Collected data entries
** BEGIN **

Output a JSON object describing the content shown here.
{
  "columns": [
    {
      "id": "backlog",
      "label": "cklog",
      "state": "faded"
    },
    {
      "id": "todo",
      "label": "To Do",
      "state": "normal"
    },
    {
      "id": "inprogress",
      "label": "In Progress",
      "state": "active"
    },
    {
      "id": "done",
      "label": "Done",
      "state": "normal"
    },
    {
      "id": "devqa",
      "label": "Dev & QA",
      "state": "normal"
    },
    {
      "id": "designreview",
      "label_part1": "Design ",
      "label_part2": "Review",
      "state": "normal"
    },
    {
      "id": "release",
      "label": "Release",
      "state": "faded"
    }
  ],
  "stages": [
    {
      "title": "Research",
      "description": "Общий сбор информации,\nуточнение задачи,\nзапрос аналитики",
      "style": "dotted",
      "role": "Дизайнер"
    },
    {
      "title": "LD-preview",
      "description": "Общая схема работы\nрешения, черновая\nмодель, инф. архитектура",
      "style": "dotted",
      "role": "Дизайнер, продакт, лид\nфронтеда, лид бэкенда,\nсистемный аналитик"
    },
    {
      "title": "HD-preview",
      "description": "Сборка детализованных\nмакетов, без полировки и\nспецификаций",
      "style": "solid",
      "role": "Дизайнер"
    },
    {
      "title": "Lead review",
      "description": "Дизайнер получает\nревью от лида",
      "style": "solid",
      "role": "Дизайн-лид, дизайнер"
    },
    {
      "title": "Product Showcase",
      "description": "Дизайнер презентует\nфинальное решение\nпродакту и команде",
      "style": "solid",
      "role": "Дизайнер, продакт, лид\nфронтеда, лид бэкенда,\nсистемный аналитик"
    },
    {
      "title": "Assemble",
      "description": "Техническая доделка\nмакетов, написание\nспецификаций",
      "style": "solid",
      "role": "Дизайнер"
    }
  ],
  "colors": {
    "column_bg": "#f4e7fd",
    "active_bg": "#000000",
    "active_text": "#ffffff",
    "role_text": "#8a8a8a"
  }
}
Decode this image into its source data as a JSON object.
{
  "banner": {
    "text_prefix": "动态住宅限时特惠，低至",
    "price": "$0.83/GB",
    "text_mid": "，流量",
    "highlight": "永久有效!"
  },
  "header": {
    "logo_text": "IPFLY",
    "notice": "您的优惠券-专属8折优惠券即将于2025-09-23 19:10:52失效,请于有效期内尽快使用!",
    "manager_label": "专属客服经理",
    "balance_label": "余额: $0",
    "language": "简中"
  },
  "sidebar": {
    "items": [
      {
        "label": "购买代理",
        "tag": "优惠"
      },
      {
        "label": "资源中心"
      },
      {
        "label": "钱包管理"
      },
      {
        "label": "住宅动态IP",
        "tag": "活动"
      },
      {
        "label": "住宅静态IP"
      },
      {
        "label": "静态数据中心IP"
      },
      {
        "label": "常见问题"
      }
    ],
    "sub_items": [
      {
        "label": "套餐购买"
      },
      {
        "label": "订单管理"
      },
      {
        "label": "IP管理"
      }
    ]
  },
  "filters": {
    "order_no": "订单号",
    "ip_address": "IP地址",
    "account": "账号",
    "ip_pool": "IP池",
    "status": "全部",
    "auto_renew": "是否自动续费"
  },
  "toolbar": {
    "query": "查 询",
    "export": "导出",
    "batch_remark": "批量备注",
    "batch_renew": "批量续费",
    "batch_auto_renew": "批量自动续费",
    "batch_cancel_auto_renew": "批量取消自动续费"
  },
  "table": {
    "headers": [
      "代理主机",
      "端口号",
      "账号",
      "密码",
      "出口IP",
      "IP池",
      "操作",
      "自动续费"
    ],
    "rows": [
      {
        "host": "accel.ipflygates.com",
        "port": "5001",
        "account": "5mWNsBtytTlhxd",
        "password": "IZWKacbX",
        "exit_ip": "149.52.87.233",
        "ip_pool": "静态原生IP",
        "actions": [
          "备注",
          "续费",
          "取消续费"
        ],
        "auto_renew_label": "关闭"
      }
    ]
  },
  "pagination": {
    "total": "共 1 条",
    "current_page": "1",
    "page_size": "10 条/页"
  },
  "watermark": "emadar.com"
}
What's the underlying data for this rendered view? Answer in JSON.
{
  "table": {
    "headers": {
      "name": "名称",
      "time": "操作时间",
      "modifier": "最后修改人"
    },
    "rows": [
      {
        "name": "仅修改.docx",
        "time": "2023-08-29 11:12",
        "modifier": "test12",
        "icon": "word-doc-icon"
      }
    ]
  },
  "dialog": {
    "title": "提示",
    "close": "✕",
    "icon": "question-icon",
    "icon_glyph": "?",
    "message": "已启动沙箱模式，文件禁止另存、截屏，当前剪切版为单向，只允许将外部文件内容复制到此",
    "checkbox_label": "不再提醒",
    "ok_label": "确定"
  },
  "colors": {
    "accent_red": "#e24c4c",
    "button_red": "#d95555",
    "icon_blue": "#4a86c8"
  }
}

** END **

**Goal:** Looking at the listing above, how many of its lines contain the string "account"? Give the number alone.

**Result:** 2